REQUIREMENTS → Extract each line of the data and write it out again exactly.

SUPPLIED INFORMATION →
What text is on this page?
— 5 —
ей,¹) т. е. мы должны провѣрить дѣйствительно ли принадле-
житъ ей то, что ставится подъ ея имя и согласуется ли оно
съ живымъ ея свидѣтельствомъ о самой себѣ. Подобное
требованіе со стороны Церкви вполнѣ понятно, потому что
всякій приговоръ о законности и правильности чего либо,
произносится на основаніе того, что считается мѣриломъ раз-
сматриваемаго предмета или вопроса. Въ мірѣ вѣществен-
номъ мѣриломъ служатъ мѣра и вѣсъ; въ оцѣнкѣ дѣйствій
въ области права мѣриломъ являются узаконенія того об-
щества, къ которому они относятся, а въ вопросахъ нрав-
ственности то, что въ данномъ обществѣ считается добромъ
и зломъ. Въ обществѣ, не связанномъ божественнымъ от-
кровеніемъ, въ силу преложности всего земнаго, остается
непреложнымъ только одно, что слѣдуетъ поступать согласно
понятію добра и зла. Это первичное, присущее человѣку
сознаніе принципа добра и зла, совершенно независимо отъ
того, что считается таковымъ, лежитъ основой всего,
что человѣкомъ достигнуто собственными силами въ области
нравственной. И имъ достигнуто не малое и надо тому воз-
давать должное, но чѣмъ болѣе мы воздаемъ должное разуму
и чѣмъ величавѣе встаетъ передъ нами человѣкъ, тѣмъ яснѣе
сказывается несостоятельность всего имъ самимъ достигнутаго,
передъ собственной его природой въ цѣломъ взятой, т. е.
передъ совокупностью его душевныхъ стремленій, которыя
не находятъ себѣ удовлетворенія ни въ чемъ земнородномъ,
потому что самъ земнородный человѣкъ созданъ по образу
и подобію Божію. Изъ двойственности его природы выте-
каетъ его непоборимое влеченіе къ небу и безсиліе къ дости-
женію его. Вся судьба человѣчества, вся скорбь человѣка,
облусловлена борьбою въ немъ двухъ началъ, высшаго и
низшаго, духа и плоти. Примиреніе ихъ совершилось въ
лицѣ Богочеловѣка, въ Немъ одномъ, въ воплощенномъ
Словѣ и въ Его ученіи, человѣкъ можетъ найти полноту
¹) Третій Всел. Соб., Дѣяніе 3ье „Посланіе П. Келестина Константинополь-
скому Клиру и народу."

SOLUTION BELOW →
What text is on this page?
— 5 —
ей,¹) т. е. мы должны провѣрить дѣйствительно ли принадле-
житъ ей то, что ставится подъ ея имя и согласуется ли оно
съ живымъ ея свидѣтельствомъ о самой себѣ. Подобное
требованіе со стороны Церкви вполнѣ понятно, потому что
всякій приговоръ о законности и правильности чего либо,
произносится на основаніе того, что считается мѣриломъ раз-
сматриваемаго предмета или вопроса. Въ мірѣ вѣществен-
номъ мѣриломъ служатъ мѣра и вѣсъ; въ оцѣнкѣ дѣйствій
въ области права мѣриломъ являются узаконенія того об-
щества, къ которому они относятся, а въ вопросахъ нрав-
ственности то, что въ данномъ обществѣ считается добромъ
и зломъ. Въ обществѣ, не связанномъ божественнымъ от-
кровеніемъ, въ силу преложности всего земнаго, остается
непреложнымъ только одно, что слѣдуетъ поступать согласно
понятію добра и зла. Это первичное, присущее человѣку
сознаніе принципа добра и зла, совершенно независимо отъ
того, что считается таковымъ, лежитъ основой всего,
что человѣкомъ достигнуто собственными силами въ области
нравственной. И имъ достигнуто не малое и надо тому воз-
давать должное, но чѣмъ болѣе мы воздаемъ должное разуму
и чѣмъ величавѣе встаетъ передъ нами человѣкъ, тѣмъ яснѣе
сказывается несостоятельность всего имъ самимъ достигнутаго,
передъ собственной его природой въ цѣломъ взятой, т. е.
передъ совокупностью его душевныхъ стремленій, которыя
не находятъ себѣ удовлетворенія ни въ чемъ земнородномъ,
потому что самъ земнородный человѣкъ созданъ по образу
и подобію Божію. Изъ двойственности его природы выте-
каетъ его непоборимое влеченіе къ небу и безсиліе къ дости-
женію его. Вся судьба человѣчества, вся скорбь человѣка,
облусловлена борьбою въ немъ двухъ началъ, высшаго и
низшаго, духа и плоти. Примиреніе ихъ совершилось въ
лицѣ Богочеловѣка, въ Немъ одномъ, въ воплощенномъ
Словѣ и въ Его ученіи, человѣкъ можетъ найти полноту
¹) Третій Всел. Соб., Дѣяніе 3ье „Посланіе П. Келестина Константинополь-
скому Клиру и народу."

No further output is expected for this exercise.